(Records from a data collection)
________________________________________

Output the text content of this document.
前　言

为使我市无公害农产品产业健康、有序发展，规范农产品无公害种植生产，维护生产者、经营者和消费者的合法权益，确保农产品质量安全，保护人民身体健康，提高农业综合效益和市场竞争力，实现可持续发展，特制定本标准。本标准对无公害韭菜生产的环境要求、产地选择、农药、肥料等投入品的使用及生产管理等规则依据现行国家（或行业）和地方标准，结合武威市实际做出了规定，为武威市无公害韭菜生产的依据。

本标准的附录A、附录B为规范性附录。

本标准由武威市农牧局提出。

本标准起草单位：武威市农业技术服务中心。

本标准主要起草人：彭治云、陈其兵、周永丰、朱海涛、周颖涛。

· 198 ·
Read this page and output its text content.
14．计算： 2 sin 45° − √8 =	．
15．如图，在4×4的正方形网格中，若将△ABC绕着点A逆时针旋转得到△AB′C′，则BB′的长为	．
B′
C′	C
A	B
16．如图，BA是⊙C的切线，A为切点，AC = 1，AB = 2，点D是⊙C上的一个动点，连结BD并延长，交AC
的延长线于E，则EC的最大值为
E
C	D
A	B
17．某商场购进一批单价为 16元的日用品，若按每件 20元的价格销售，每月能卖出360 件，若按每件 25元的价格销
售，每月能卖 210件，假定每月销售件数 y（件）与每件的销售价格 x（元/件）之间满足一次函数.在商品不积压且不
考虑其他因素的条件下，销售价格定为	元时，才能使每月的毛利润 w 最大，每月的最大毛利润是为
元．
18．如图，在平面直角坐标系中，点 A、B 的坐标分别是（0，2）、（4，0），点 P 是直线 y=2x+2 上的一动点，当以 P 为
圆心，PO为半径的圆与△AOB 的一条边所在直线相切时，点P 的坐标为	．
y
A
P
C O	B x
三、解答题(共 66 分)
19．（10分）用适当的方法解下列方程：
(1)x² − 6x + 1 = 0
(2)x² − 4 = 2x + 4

________________________________________

**What the exercise asks**.
Check each line of the records above for the string "this", and report every line that has it.

**Correct response**.
Output the text content of this document.
Read this page and output its text content.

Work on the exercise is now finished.